*PROBLEM TO SOLVE*
Transcribe each entry below exactly. Pictures do not go in the copy.

[Stored items]
________________

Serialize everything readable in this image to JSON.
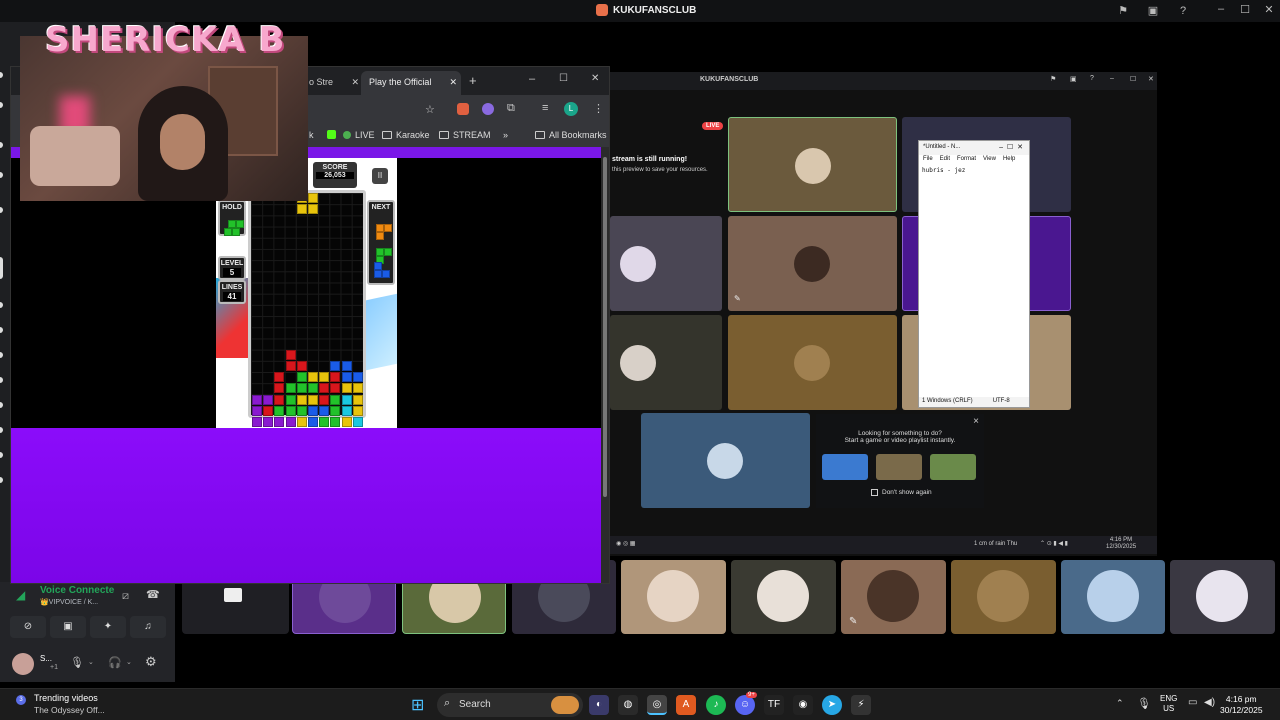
{
  "app_title": "KUKUFANSCLUB",
  "streamer_name": "SHERICKA B",
  "chrome": {
    "tabs": [
      {
        "label": "o Stre",
        "active": false
      },
      {
        "label": "Play the Official",
        "active": true
      }
    ],
    "new_tab": "+",
    "bookmarks": [
      {
        "label": "k"
      },
      {
        "label": "LIVE"
      },
      {
        "label": "Karaoke"
      },
      {
        "label": "STREAM"
      }
    ],
    "more_bookmarks": "»",
    "all_bookmarks": "All Bookmarks",
    "profile_letter": "L"
  },
  "tetris": {
    "score_label": "SCORE",
    "score_value": "26,053",
    "hold_label": "HOLD",
    "next_label": "NEXT",
    "level_label": "LEVEL",
    "level_value": "5",
    "lines_label": "LINES",
    "lines_value": "41",
    "pause_icon": "II"
  },
  "stream": {
    "title": "KUKUFANSCLUB",
    "live_badge": "LIVE",
    "still_running": "stream is still running!",
    "still_sub": "this preview to save your resources."
  },
  "notepad": {
    "title": "*Untitled - N...",
    "menu": [
      "File",
      "Edit",
      "Format",
      "View",
      "Help"
    ],
    "content": "hubris - jez",
    "status_left": "1 Windows (CRLF)",
    "status_right": "UTF-8"
  },
  "suggest": {
    "line1": "Looking for something to do?",
    "line2": "Start a game or video playlist instantly.",
    "dont_show": "Don't show again",
    "close": "×"
  },
  "inner_taskbar": {
    "weather": "1 cm of rain Thu",
    "time": "4:16 PM",
    "date": "12/30/2025"
  },
  "voice": {
    "connected": "Voice Connecte",
    "channel": "👑VIPVOICE / K...",
    "username": "S...",
    "badge": "+1"
  },
  "taskbar": {
    "news_title": "Trending videos",
    "news_sub": "The Odyssey Off...",
    "news_badge": "3",
    "search_label": "Search",
    "lang_top": "ENG",
    "lang_bottom": "US",
    "time": "4:16 pm",
    "date": "30/12/2025",
    "discord_badge": "9+"
  },
  "colors": {
    "accent_purple": "#7b05e8",
    "discord_green": "#23a55a",
    "live_red": "#ed4245"
  }
}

________________

*CORRECT ANSWER*
Serialize everything readable in this image to JSON.
{
  "app_title": "KUKUFANSCLUB",
  "streamer_name": "SHERICKA B",
  "chrome": {
    "tabs": [
      {
        "label": "o Stre",
        "active": false
      },
      {
        "label": "Play the Official",
        "active": true
      }
    ],
    "new_tab": "+",
    "bookmarks": [
      {
        "label": "k"
      },
      {
        "label": "LIVE"
      },
      {
        "label": "Karaoke"
      },
      {
        "label": "STREAM"
      }
    ],
    "more_bookmarks": "»",
    "all_bookmarks": "All Bookmarks",
    "profile_letter": "L"
  },
  "tetris": {
    "score_label": "SCORE",
    "score_value": "26,053",
    "hold_label": "HOLD",
    "next_label": "NEXT",
    "level_label": "LEVEL",
    "level_value": "5",
    "lines_label": "LINES",
    "lines_value": "41",
    "pause_icon": "II"
  },
  "stream": {
    "title": "KUKUFANSCLUB",
    "live_badge": "LIVE",
    "still_running": "stream is still running!",
    "still_sub": "this preview to save your resources."
  },
  "notepad": {
    "title": "*Untitled - N...",
    "menu": [
      "File",
      "Edit",
      "Format",
      "View",
      "Help"
    ],
    "content": "hubris - jez",
    "status_left": "1 Windows (CRLF)",
    "status_right": "UTF-8"
  },
  "suggest": {
    "line1": "Looking for something to do?",
    "line2": "Start a game or video playlist instantly.",
    "dont_show": "Don't show again",
    "close": "×"
  },
  "inner_taskbar": {
    "weather": "1 cm of rain Thu",
    "time": "4:16 PM",
    "date": "12/30/2025"
  },
  "voice": {
    "connected": "Voice Connecte",
    "channel": "👑VIPVOICE / K...",
    "username": "S...",
    "badge": "+1"
  },
  "taskbar": {
    "news_title": "Trending videos",
    "news_sub": "The Odyssey Off...",
    "news_badge": "3",
    "search_label": "Search",
    "lang_top": "ENG",
    "lang_bottom": "US",
    "time": "4:16 pm",
    "date": "30/12/2025",
    "discord_badge": "9+"
  },
  "colors": {
    "accent_purple": "#7b05e8",
    "discord_green": "#23a55a",
    "live_red": "#ed4245"
  }
}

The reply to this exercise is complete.